*Brief*:
Check each line of the data for "نواة" and select those that have it.

(Part of a data file)
- - - -
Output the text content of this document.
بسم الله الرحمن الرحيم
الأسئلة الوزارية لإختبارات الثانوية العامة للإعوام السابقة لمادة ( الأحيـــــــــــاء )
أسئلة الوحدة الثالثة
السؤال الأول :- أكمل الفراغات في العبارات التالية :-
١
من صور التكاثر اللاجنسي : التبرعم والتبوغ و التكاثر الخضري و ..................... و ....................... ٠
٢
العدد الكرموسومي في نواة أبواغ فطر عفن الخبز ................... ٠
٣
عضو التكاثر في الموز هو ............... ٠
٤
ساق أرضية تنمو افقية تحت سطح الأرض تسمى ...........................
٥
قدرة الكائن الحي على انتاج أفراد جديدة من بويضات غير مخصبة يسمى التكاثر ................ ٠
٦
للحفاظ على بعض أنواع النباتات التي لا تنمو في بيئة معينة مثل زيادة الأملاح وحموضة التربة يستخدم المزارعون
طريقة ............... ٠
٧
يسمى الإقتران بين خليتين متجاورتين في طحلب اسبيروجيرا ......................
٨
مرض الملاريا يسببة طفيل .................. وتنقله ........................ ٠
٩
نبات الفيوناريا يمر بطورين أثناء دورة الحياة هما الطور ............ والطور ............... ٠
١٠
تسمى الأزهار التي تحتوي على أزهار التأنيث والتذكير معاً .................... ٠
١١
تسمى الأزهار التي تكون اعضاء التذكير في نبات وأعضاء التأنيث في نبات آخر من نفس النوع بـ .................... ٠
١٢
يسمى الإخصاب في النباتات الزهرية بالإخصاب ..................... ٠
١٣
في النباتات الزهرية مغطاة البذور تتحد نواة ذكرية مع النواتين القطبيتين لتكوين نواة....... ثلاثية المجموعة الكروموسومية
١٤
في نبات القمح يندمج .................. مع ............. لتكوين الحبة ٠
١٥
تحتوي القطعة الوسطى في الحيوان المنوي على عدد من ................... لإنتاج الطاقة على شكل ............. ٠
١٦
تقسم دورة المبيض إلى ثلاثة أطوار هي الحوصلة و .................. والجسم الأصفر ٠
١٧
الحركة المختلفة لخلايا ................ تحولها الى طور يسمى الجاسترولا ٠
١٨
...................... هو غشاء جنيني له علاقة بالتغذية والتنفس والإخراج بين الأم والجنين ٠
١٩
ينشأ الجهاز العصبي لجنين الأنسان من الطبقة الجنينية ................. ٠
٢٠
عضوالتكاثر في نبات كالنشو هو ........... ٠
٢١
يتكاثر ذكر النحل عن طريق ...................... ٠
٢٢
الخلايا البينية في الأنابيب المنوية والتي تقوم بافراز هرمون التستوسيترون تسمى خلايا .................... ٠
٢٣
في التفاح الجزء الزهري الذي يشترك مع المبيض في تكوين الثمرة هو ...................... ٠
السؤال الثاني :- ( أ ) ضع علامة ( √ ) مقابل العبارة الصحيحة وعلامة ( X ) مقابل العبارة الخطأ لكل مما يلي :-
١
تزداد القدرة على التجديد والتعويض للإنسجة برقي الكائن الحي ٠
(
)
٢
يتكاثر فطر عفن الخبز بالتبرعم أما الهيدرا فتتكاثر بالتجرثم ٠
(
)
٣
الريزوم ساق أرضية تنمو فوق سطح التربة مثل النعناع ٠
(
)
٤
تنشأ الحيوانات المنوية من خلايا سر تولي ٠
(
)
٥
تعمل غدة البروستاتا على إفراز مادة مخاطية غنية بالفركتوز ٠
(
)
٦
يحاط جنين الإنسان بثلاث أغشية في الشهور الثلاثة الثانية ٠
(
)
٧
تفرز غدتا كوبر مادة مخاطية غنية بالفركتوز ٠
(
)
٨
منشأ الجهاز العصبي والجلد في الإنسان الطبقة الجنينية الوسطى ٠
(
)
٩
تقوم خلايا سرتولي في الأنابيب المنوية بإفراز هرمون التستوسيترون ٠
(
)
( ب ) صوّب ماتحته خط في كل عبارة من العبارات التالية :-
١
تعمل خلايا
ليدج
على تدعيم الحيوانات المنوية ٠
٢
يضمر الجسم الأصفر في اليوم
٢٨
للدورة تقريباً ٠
- - - -
*Output for this exercise*:
العدد الكرموسومي في نواة أبواغ فطر عفن الخبز ................... ٠
في النباتات الزهرية مغطاة البذور تتحد نواة ذكرية مع النواتين القطبيتين لتكوين نواة....... ثلاثية المجموعة الكروموسومية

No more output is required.